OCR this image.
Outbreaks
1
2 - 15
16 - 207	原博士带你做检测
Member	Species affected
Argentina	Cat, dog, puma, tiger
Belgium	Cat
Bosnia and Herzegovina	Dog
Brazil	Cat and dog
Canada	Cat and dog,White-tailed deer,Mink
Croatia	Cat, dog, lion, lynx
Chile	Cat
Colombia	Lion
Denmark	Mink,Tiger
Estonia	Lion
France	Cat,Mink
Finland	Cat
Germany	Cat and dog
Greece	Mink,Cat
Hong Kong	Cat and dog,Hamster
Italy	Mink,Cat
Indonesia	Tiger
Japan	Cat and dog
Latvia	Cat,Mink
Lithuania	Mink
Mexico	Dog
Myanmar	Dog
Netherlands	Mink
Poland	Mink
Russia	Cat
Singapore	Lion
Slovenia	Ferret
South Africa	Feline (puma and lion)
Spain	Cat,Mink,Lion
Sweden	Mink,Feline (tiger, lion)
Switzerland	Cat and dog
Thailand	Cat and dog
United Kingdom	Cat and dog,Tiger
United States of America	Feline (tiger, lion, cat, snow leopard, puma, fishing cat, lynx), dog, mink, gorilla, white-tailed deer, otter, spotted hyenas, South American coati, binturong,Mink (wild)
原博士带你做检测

.....

What to do:
Copy each line of the data above without altering a single character.

Answer below:
OCR this image.
Outbreaks
1
2 - 15
16 - 207	原博士带你做检测
Member	Species affected
Argentina	Cat, dog, puma, tiger
Belgium	Cat
Bosnia and Herzegovina	Dog
Brazil	Cat and dog
Canada	Cat and dog,White-tailed deer,Mink
Croatia	Cat, dog, lion, lynx
Chile	Cat
Colombia	Lion
Denmark	Mink,Tiger
Estonia	Lion
France	Cat,Mink
Finland	Cat
Germany	Cat and dog
Greece	Mink,Cat
Hong Kong	Cat and dog,Hamster
Italy	Mink,Cat
Indonesia	Tiger
Japan	Cat and dog
Latvia	Cat,Mink
Lithuania	Mink
Mexico	Dog
Myanmar	Dog
Netherlands	Mink
Poland	Mink
Russia	Cat
Singapore	Lion
Slovenia	Ferret
South Africa	Feline (puma and lion)
Spain	Cat,Mink,Lion
Sweden	Mink,Feline (tiger, lion)
Switzerland	Cat and dog
Thailand	Cat and dog
United Kingdom	Cat and dog,Tiger
United States of America	Feline (tiger, lion, cat, snow leopard, puma, fishing cat, lynx), dog, mink, gorilla, white-tailed deer, otter, spotted hyenas, South American coati, binturong,Mink (wild)
原博士带你做检测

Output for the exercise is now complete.